Figure data in JSON
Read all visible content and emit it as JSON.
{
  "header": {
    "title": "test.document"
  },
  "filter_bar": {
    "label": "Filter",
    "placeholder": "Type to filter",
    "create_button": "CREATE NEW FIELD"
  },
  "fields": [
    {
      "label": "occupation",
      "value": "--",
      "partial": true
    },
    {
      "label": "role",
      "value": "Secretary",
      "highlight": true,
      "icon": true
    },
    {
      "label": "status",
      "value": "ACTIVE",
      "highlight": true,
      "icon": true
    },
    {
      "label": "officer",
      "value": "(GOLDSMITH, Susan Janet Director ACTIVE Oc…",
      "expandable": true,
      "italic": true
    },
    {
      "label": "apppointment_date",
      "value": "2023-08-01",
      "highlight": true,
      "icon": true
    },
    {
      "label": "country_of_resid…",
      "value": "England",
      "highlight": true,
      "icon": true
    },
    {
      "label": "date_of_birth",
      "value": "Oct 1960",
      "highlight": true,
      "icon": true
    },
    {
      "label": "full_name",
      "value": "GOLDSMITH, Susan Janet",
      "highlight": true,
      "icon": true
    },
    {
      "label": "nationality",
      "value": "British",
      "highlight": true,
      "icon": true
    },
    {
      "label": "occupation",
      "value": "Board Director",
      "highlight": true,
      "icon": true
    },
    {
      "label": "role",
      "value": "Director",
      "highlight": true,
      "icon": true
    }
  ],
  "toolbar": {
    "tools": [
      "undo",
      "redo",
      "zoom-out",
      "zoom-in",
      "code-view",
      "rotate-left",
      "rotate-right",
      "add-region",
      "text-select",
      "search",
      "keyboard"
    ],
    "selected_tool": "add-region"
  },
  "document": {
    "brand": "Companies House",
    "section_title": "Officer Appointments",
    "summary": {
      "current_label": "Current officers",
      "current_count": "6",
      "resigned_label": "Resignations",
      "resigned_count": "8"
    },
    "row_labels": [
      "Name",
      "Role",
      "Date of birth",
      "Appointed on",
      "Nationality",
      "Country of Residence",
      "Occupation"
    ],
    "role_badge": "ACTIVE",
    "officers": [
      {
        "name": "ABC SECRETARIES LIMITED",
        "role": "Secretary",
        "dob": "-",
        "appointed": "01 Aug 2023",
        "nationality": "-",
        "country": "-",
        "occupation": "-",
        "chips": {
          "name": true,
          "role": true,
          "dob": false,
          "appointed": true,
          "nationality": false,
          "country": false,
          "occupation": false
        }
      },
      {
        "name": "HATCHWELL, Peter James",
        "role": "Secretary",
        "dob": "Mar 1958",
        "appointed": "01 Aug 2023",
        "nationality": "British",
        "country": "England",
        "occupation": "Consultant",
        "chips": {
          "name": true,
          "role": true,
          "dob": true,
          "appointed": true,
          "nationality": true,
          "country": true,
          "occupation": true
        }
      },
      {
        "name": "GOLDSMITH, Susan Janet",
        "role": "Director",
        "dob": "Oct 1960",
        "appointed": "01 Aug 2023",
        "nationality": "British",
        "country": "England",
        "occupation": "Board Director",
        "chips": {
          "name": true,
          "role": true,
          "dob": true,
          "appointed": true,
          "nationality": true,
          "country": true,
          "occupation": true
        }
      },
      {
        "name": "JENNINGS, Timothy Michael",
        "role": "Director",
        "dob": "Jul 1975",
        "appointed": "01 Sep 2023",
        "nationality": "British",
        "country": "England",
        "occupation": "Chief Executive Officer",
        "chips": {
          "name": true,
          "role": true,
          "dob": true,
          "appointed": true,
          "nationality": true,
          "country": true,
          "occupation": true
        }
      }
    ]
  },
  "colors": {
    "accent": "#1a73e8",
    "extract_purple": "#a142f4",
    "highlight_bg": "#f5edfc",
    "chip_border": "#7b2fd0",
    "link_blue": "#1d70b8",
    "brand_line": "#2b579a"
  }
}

== Work instructions ==
Transcribe all of the entries without altering anything.

== Expected output ==
Read all visible content and emit it as JSON.
{
  "header": {
    "title": "test.document"
  },
  "filter_bar": {
    "label": "Filter",
    "placeholder": "Type to filter",
    "create_button": "CREATE NEW FIELD"
  },
  "fields": [
    {
      "label": "occupation",
      "value": "--",
      "partial": true
    },
    {
      "label": "role",
      "value": "Secretary",
      "highlight": true,
      "icon": true
    },
    {
      "label": "status",
      "value": "ACTIVE",
      "highlight": true,
      "icon": true
    },
    {
      "label": "officer",
      "value": "(GOLDSMITH, Susan Janet Director ACTIVE Oc…",
      "expandable": true,
      "italic": true
    },
    {
      "label": "apppointment_date",
      "value": "2023-08-01",
      "highlight": true,
      "icon": true
    },
    {
      "label": "country_of_resid…",
      "value": "England",
      "highlight": true,
      "icon": true
    },
    {
      "label": "date_of_birth",
      "value": "Oct 1960",
      "highlight": true,
      "icon": true
    },
    {
      "label": "full_name",
      "value": "GOLDSMITH, Susan Janet",
      "highlight": true,
      "icon": true
    },
    {
      "label": "nationality",
      "value": "British",
      "highlight": true,
      "icon": true
    },
    {
      "label": "occupation",
      "value": "Board Director",
      "highlight": true,
      "icon": true
    },
    {
      "label": "role",
      "value": "Director",
      "highlight": true,
      "icon": true
    }
  ],
  "toolbar": {
    "tools": [
      "undo",
      "redo",
      "zoom-out",
      "zoom-in",
      "code-view",
      "rotate-left",
      "rotate-right",
      "add-region",
      "text-select",
      "search",
      "keyboard"
    ],
    "selected_tool": "add-region"
  },
  "document": {
    "brand": "Companies House",
    "section_title": "Officer Appointments",
    "summary": {
      "current_label": "Current officers",
      "current_count": "6",
      "resigned_label": "Resignations",
      "resigned_count": "8"
    },
    "row_labels": [
      "Name",
      "Role",
      "Date of birth",
      "Appointed on",
      "Nationality",
      "Country of Residence",
      "Occupation"
    ],
    "role_badge": "ACTIVE",
    "officers": [
      {
        "name": "ABC SECRETARIES LIMITED",
        "role": "Secretary",
        "dob": "-",
        "appointed": "01 Aug 2023",
        "nationality": "-",
        "country": "-",
        "occupation": "-",
        "chips": {
          "name": true,
          "role": true,
          "dob": false,
          "appointed": true,
          "nationality": false,
          "country": false,
          "occupation": false
        }
      },
      {
        "name": "HATCHWELL, Peter James",
        "role": "Secretary",
        "dob": "Mar 1958",
        "appointed": "01 Aug 2023",
        "nationality": "British",
        "country": "England",
        "occupation": "Consultant",
        "chips": {
          "name": true,
          "role": true,
          "dob": true,
          "appointed": true,
          "nationality": true,
          "country": true,
          "occupation": true
        }
      },
      {
        "name": "GOLDSMITH, Susan Janet",
        "role": "Director",
        "dob": "Oct 1960",
        "appointed": "01 Aug 2023",
        "nationality": "British",
        "country": "England",
        "occupation": "Board Director",
        "chips": {
          "name": true,
          "role": true,
          "dob": true,
          "appointed": true,
          "nationality": true,
          "country": true,
          "occupation": true
        }
      },
      {
        "name": "JENNINGS, Timothy Michael",
        "role": "Director",
        "dob": "Jul 1975",
        "appointed": "01 Sep 2023",
        "nationality": "British",
        "country": "England",
        "occupation": "Chief Executive Officer",
        "chips": {
          "name": true,
          "role": true,
          "dob": true,
          "appointed": true,
          "nationality": true,
          "country": true,
          "occupation": true
        }
      }
    ]
  },
  "colors": {
    "accent": "#1a73e8",
    "extract_purple": "#a142f4",
    "highlight_bg": "#f5edfc",
    "chip_border": "#7b2fd0",
    "link_blue": "#1d70b8",
    "brand_line": "#2b579a"
  }
}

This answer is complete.